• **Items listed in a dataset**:

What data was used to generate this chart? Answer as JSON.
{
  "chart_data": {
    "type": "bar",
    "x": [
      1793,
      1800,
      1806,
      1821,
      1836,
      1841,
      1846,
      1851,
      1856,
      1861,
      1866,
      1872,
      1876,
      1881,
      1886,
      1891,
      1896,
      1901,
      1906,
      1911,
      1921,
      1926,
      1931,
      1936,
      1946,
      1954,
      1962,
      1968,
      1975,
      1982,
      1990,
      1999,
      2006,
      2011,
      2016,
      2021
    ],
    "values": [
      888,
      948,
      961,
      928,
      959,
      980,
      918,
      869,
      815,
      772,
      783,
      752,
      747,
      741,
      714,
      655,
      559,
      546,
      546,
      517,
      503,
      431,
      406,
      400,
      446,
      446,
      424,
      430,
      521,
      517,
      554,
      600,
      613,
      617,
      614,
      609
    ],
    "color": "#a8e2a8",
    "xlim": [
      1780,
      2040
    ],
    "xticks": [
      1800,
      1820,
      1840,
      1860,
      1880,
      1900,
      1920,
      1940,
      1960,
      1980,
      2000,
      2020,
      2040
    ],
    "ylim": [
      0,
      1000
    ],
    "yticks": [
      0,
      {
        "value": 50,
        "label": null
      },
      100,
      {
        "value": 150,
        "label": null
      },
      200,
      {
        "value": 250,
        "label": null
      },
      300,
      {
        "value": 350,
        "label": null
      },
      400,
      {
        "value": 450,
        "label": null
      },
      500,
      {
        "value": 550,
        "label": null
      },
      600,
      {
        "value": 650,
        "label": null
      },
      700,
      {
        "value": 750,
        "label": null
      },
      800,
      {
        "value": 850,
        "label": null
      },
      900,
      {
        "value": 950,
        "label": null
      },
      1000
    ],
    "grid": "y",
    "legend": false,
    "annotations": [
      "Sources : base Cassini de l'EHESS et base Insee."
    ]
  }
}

• **SHORT PROBLEM**: Transcribe the records above exactly as they appear.

• **FULL SOLUTION**:
What data was used to generate this chart? Answer as JSON.
{
  "chart_data": {
    "type": "bar",
    "x": [
      1793,
      1800,
      1806,
      1821,
      1836,
      1841,
      1846,
      1851,
      1856,
      1861,
      1866,
      1872,
      1876,
      1881,
      1886,
      1891,
      1896,
      1901,
      1906,
      1911,
      1921,
      1926,
      1931,
      1936,
      1946,
      1954,
      1962,
      1968,
      1975,
      1982,
      1990,
      1999,
      2006,
      2011,
      2016,
      2021
    ],
    "values": [
      888,
      948,
      961,
      928,
      959,
      980,
      918,
      869,
      815,
      772,
      783,
      752,
      747,
      741,
      714,
      655,
      559,
      546,
      546,
      517,
      503,
      431,
      406,
      400,
      446,
      446,
      424,
      430,
      521,
      517,
      554,
      600,
      613,
      617,
      614,
      609
    ],
    "color": "#a8e2a8",
    "xlim": [
      1780,
      2040
    ],
    "xticks": [
      1800,
      1820,
      1840,
      1860,
      1880,
      1900,
      1920,
      1940,
      1960,
      1980,
      2000,
      2020,
      2040
    ],
    "ylim": [
      0,
      1000
    ],
    "yticks": [
      0,
      {
        "value": 50,
        "label": null
      },
      100,
      {
        "value": 150,
        "label": null
      },
      200,
      {
        "value": 250,
        "label": null
      },
      300,
      {
        "value": 350,
        "label": null
      },
      400,
      {
        "value": 450,
        "label": null
      },
      500,
      {
        "value": 550,
        "label": null
      },
      600,
      {
        "value": 650,
        "label": null
      },
      700,
      {
        "value": 750,
        "label": null
      },
      800,
      {
        "value": 850,
        "label": null
      },
      900,
      {
        "value": 950,
        "label": null
      },
      1000
    ],
    "grid": "y",
    "legend": false,
    "annotations": [
      "Sources : base Cassini de l'EHESS et base Insee."
    ]
  }
}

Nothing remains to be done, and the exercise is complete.